> **Task instructions**:
Reproduce all the entries precisely.

> **Records for the task**:
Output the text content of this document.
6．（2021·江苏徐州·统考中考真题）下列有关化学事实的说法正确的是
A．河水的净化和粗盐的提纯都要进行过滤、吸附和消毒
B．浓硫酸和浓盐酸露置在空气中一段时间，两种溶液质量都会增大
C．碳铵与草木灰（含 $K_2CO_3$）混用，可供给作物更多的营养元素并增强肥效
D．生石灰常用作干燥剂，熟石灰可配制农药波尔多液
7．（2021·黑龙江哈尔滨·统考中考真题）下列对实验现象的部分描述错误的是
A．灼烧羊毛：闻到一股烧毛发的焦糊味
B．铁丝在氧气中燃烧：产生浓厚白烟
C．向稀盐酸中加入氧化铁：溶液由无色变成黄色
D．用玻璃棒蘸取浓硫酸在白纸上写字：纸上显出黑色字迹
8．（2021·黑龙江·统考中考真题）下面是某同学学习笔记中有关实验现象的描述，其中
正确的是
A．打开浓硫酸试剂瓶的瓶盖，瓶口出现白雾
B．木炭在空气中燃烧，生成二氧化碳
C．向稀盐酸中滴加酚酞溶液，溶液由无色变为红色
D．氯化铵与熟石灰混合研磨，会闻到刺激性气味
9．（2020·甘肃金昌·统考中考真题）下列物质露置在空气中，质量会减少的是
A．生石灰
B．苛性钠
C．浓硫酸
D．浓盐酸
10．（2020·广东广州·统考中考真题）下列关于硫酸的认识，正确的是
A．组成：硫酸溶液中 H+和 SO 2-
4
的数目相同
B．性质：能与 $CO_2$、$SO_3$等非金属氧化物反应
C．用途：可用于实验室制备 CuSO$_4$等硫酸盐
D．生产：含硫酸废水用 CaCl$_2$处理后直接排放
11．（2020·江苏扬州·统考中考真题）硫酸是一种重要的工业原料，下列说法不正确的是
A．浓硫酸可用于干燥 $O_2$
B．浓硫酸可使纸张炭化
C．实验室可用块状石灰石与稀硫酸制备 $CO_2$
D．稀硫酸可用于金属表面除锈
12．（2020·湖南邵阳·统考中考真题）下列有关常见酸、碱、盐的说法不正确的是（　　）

> **Result below**:
Output the text content of this document.
6．（2021·江苏徐州·统考中考真题）下列有关化学事实的说法正确的是
A．河水的净化和粗盐的提纯都要进行过滤、吸附和消毒
B．浓硫酸和浓盐酸露置在空气中一段时间，两种溶液质量都会增大
C．碳铵与草木灰（含 $K_2CO_3$）混用，可供给作物更多的营养元素并增强肥效
D．生石灰常用作干燥剂，熟石灰可配制农药波尔多液
7．（2021·黑龙江哈尔滨·统考中考真题）下列对实验现象的部分描述错误的是
A．灼烧羊毛：闻到一股烧毛发的焦糊味
B．铁丝在氧气中燃烧：产生浓厚白烟
C．向稀盐酸中加入氧化铁：溶液由无色变成黄色
D．用玻璃棒蘸取浓硫酸在白纸上写字：纸上显出黑色字迹
8．（2021·黑龙江·统考中考真题）下面是某同学学习笔记中有关实验现象的描述，其中
正确的是
A．打开浓硫酸试剂瓶的瓶盖，瓶口出现白雾
B．木炭在空气中燃烧，生成二氧化碳
C．向稀盐酸中滴加酚酞溶液，溶液由无色变为红色
D．氯化铵与熟石灰混合研磨，会闻到刺激性气味
9．（2020·甘肃金昌·统考中考真题）下列物质露置在空气中，质量会减少的是
A．生石灰
B．苛性钠
C．浓硫酸
D．浓盐酸
10．（2020·广东广州·统考中考真题）下列关于硫酸的认识，正确的是
A．组成：硫酸溶液中 H+和 SO 2-
4
的数目相同
B．性质：能与 $CO_2$、$SO_3$等非金属氧化物反应
C．用途：可用于实验室制备 CuSO$_4$等硫酸盐
D．生产：含硫酸废水用 CaCl$_2$处理后直接排放
11．（2020·江苏扬州·统考中考真题）硫酸是一种重要的工业原料，下列说法不正确的是
A．浓硫酸可用于干燥 $O_2$
B．浓硫酸可使纸张炭化
C．实验室可用块状石灰石与稀硫酸制备 $CO_2$
D．稀硫酸可用于金属表面除锈
12．（2020·湖南邵阳·统考中考真题）下列有关常见酸、碱、盐的说法不正确的是（　　）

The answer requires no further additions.